Job: Search the entries for the word "data" and pull out each line that has it.

Material provided:
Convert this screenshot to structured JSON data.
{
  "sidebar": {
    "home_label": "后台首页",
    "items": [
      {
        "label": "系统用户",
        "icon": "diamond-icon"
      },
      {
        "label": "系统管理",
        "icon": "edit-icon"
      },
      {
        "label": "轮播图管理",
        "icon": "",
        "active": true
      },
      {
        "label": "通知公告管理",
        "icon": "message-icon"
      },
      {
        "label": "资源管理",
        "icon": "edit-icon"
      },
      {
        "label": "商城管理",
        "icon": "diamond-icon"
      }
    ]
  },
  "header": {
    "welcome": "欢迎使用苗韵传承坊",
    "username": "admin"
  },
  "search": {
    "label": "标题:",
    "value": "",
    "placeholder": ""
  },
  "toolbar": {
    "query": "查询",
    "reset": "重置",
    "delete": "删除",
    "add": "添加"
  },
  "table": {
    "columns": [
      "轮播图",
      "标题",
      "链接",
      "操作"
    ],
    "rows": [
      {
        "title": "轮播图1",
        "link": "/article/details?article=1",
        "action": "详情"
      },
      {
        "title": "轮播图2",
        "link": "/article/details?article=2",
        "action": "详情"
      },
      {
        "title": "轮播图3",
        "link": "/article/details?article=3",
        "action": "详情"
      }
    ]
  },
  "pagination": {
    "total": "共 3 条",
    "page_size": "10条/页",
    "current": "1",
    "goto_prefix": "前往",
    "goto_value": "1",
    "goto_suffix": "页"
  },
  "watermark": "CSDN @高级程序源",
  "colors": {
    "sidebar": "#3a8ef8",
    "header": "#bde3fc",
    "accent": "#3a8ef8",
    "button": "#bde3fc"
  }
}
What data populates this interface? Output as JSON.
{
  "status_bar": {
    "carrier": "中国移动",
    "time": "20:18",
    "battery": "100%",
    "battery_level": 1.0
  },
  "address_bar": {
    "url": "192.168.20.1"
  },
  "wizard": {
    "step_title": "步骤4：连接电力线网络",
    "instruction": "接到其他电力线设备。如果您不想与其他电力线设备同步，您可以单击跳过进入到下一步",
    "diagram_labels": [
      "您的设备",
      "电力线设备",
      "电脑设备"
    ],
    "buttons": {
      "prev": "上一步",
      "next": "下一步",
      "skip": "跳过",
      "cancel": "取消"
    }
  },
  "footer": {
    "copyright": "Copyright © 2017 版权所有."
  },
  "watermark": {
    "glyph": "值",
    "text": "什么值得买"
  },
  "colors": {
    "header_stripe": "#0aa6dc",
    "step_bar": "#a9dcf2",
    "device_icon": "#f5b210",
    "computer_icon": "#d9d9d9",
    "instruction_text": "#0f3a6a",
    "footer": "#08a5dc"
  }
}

Expected answer:
Convert this screenshot to structured JSON data.
What data populates this interface? Output as JSON.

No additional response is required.